INSTRUCTIONS TO FOLLOW -
Below is some material; set it all down exactly, apart from the pictures.

EXCERPTED DATA -
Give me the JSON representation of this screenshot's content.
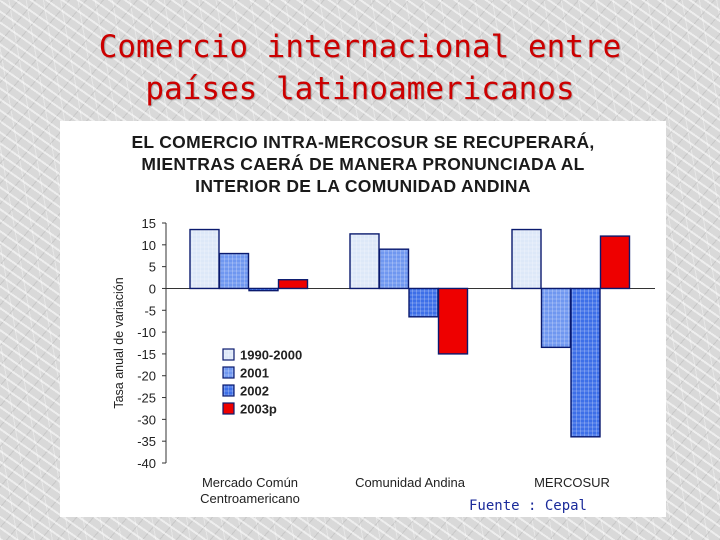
{
  "slide": {
    "title_line1": "Comercio internacional entre",
    "title_line2": "países latinoamericanos"
  },
  "chart_heading": {
    "line1": "EL COMERCIO INTRA-MERCOSUR SE RECUPERARÁ,",
    "line2": "MIENTRAS CAERÁ DE MANERA PRONUNCIADA AL",
    "line3": "INTERIOR DE LA COMUNIDAD ANDINA"
  },
  "source_note": "Fuente : Cepal",
  "chart_data": {
    "type": "bar",
    "ylabel": "Tasa anual de variación",
    "xlabel": "",
    "ylim": [
      -40,
      15
    ],
    "yticks": [
      15,
      10,
      5,
      0,
      -5,
      -10,
      -15,
      -20,
      -25,
      -30,
      -35,
      -40
    ],
    "grid": false,
    "legend_position": "left-middle",
    "categories": [
      [
        "Mercado Común",
        "Centroamericano"
      ],
      [
        "Comunidad Andina"
      ],
      [
        "MERCOSUR"
      ]
    ],
    "series": [
      {
        "name": "1990-2000",
        "color": "#dde8f8",
        "values": [
          13.5,
          12.5,
          13.5
        ]
      },
      {
        "name": "2001",
        "color": "#6f97f0",
        "values": [
          8,
          9,
          -13.5
        ]
      },
      {
        "name": "2002",
        "color": "#3d6fe8",
        "values": [
          -0.5,
          -6.5,
          -34
        ]
      },
      {
        "name": "2003p",
        "color": "#ee0000",
        "values": [
          2,
          -15,
          12
        ]
      }
    ]
  }
}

FINAL ANSWER -
Give me the JSON representation of this screenshot's content.
{
  "slide": {
    "title_line1": "Comercio internacional entre",
    "title_line2": "países latinoamericanos"
  },
  "chart_heading": {
    "line1": "EL COMERCIO INTRA-MERCOSUR SE RECUPERARÁ,",
    "line2": "MIENTRAS CAERÁ DE MANERA PRONUNCIADA AL",
    "line3": "INTERIOR DE LA COMUNIDAD ANDINA"
  },
  "source_note": "Fuente : Cepal",
  "chart_data": {
    "type": "bar",
    "ylabel": "Tasa anual de variación",
    "xlabel": "",
    "ylim": [
      -40,
      15
    ],
    "yticks": [
      15,
      10,
      5,
      0,
      -5,
      -10,
      -15,
      -20,
      -25,
      -30,
      -35,
      -40
    ],
    "grid": false,
    "legend_position": "left-middle",
    "categories": [
      [
        "Mercado Común",
        "Centroamericano"
      ],
      [
        "Comunidad Andina"
      ],
      [
        "MERCOSUR"
      ]
    ],
    "series": [
      {
        "name": "1990-2000",
        "color": "#dde8f8",
        "values": [
          13.5,
          12.5,
          13.5
        ]
      },
      {
        "name": "2001",
        "color": "#6f97f0",
        "values": [
          8,
          9,
          -13.5
        ]
      },
      {
        "name": "2002",
        "color": "#3d6fe8",
        "values": [
          -0.5,
          -6.5,
          -34
        ]
      },
      {
        "name": "2003p",
        "color": "#ee0000",
        "values": [
          2,
          -15,
          12
        ]
      }
    ]
  }
}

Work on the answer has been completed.